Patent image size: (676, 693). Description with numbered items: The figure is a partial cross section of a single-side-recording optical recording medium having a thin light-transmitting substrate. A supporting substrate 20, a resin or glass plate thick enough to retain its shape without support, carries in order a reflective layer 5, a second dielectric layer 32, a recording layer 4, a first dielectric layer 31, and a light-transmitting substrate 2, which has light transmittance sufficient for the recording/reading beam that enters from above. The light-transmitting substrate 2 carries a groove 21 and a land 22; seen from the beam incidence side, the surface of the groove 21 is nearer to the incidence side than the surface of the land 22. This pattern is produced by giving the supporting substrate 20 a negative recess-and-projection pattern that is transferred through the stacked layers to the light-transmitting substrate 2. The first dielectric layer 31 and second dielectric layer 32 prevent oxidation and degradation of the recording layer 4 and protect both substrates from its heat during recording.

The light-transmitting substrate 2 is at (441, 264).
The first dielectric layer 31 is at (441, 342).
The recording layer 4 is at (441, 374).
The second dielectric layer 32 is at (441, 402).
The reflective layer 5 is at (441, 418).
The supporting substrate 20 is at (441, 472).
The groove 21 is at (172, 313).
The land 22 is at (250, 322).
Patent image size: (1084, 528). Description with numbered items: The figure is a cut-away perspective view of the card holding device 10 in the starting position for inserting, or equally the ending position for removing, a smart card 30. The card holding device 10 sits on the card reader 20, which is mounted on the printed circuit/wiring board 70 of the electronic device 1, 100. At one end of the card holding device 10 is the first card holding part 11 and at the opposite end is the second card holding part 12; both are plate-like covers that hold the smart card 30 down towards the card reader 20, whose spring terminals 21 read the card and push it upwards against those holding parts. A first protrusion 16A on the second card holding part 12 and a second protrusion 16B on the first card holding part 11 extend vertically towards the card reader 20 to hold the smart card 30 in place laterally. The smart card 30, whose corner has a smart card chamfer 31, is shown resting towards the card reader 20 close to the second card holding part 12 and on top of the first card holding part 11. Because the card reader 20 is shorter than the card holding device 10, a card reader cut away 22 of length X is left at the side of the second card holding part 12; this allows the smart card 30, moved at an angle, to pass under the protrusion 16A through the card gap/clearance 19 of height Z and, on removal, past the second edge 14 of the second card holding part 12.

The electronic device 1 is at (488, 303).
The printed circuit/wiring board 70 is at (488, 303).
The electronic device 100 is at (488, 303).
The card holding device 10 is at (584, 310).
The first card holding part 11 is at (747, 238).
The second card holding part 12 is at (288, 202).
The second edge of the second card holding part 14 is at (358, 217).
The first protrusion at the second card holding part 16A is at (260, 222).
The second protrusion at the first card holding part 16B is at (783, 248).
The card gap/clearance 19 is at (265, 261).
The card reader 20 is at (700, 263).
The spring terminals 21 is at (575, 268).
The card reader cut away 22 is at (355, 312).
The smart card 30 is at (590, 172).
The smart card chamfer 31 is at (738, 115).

################

**SHORT EXERCISE**
Reproduce the listing above, substituting "partial sectional view" for "partial cross section" and leaving everything else unchanged.

**WRITTEN ANSWER**
Patent image size: (676, 693). Description with numbered items: The figure is a partial sectional view of a single-side-recording optical recording medium having a thin light-transmitting substrate. A supporting substrate 20, a resin or glass plate thick enough to retain its shape without support, carries in order a reflective layer 5, a second dielectric layer 32, a recording layer 4, a first dielectric layer 31, and a light-transmitting substrate 2, which has light transmittance sufficient for the recording/reading beam that enters from above. The light-transmitting substrate 2 carries a groove 21 and a land 22; seen from the beam incidence side, the surface of the groove 21 is nearer to the incidence side than the surface of the land 22. This pattern is produced by giving the supporting substrate 20 a negative recess-and-projection pattern that is transferred through the stacked layers to the light-transmitting substrate 2. The first dielectric layer 31 and second dielectric layer 32 prevent oxidation and degradation of the recording layer 4 and protect both substrates from its heat during recording.

The light-transmitting substrate 2 is at (441, 264).
The first dielectric layer 31 is at (441, 342).
The recording layer 4 is at (441, 374).
The second dielectric layer 32 is at (441, 402).
The reflective layer 5 is at (441, 418).
The supporting substrate 20 is at (441, 472).
The groove 21 is at (172, 313).
The land 22 is at (250, 322).
Patent image size: (1084, 528). Description with numbered items: The figure is a cut-away perspective view of the card holding device 10 in the starting position for inserting, or equally the ending position for removing, a smart card 30. The card holding device 10 sits on the card reader 20, which is mounted on the printed circuit/wiring board 70 of the electronic device 1, 100. At one end of the card holding device 10 is the first card holding part 11 and at the opposite end is the second card holding part 12; both are plate-like covers that hold the smart card 30 down towards the card reader 20, whose spring terminals 21 read the card and push it upwards against those holding parts. A first protrusion 16A on the second card holding part 12 and a second protrusion 16B on the first card holding part 11 extend vertically towards the card reader 20 to hold the smart card 30 in place laterally. The smart card 30, whose corner has a smart card chamfer 31, is shown resting towards the card reader 20 close to the second card holding part 12 and on top of the first card holding part 11. Because the card reader 20 is shorter than the card holding device 10, a card reader cut away 22 of length X is left at the side of the second card holding part 12; this allows the smart card 30, moved at an angle, to pass under the protrusion 16A through the card gap/clearance 19 of height Z and, on removal, past the second edge 14 of the second card holding part 12.

The electronic device 1 is at (488, 303).
The printed circuit/wiring board 70 is at (488, 303).
The electronic device 100 is at (488, 303).
The card holding device 10 is at (584, 310).
The first card holding part 11 is at (747, 238).
The second card holding part 12 is at (288, 202).
The second edge of the second card holding part 14 is at (358, 217).
The first protrusion at the second card holding part 16A is at (260, 222).
The second protrusion at the first card holding part 16B is at (783, 248).
The card gap/clearance 19 is at (265, 261).
The card reader 20 is at (700, 263).
The spring terminals 21 is at (575, 268).
The card reader cut away 22 is at (355, 312).
The smart card 30 is at (590, 172).
The smart card chamfer 31 is at (738, 115).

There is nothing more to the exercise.